Set problem: Reproduce each line exactly.

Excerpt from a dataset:
(begin)

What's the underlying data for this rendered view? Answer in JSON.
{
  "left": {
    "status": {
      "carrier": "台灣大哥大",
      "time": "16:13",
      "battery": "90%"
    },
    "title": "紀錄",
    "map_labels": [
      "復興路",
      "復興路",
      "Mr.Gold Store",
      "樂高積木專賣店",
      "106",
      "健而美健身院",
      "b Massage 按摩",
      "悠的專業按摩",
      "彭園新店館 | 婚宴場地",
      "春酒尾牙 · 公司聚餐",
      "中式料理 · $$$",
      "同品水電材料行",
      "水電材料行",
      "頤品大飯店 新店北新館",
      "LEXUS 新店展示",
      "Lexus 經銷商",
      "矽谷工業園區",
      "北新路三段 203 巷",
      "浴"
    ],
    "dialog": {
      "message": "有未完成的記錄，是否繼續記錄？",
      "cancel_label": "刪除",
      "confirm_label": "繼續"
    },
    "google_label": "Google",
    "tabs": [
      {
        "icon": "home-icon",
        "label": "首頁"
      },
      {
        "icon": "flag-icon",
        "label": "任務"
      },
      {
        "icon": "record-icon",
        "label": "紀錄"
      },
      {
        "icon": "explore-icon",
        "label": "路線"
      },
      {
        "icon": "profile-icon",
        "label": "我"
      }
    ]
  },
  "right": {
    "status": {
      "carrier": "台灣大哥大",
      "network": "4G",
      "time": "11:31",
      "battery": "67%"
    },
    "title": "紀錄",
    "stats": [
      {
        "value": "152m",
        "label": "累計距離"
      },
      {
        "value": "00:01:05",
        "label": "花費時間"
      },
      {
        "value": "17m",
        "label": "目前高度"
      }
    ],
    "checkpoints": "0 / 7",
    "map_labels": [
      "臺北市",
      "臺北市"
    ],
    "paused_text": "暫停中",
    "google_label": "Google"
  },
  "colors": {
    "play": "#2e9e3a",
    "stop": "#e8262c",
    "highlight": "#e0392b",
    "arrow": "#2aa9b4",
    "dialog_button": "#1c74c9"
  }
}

(end)

Task solution:
What's the underlying data for this rendered view? Answer in JSON.
{
  "left": {
    "status": {
      "carrier": "台灣大哥大",
      "time": "16:13",
      "battery": "90%"
    },
    "title": "紀錄",
    "map_labels": [
      "復興路",
      "復興路",
      "Mr.Gold Store",
      "樂高積木專賣店",
      "106",
      "健而美健身院",
      "b Massage 按摩",
      "悠的專業按摩",
      "彭園新店館 | 婚宴場地",
      "春酒尾牙 · 公司聚餐",
      "中式料理 · $$$",
      "同品水電材料行",
      "水電材料行",
      "頤品大飯店 新店北新館",
      "LEXUS 新店展示",
      "Lexus 經銷商",
      "矽谷工業園區",
      "北新路三段 203 巷",
      "浴"
    ],
    "dialog": {
      "message": "有未完成的記錄，是否繼續記錄？",
      "cancel_label": "刪除",
      "confirm_label": "繼續"
    },
    "google_label": "Google",
    "tabs": [
      {
        "icon": "home-icon",
        "label": "首頁"
      },
      {
        "icon": "flag-icon",
        "label": "任務"
      },
      {
        "icon": "record-icon",
        "label": "紀錄"
      },
      {
        "icon": "explore-icon",
        "label": "路線"
      },
      {
        "icon": "profile-icon",
        "label": "我"
      }
    ]
  },
  "right": {
    "status": {
      "carrier": "台灣大哥大",
      "network": "4G",
      "time": "11:31",
      "battery": "67%"
    },
    "title": "紀錄",
    "stats": [
      {
        "value": "152m",
        "label": "累計距離"
      },
      {
        "value": "00:01:05",
        "label": "花費時間"
      },
      {
        "value": "17m",
        "label": "目前高度"
      }
    ],
    "checkpoints": "0 / 7",
    "map_labels": [
      "臺北市",
      "臺北市"
    ],
    "paused_text": "暫停中",
    "google_label": "Google"
  },
  "colors": {
    "play": "#2e9e3a",
    "stop": "#e8262c",
    "highlight": "#e0392b",
    "arrow": "#2aa9b4",
    "dialog_button": "#1c74c9"
  }
}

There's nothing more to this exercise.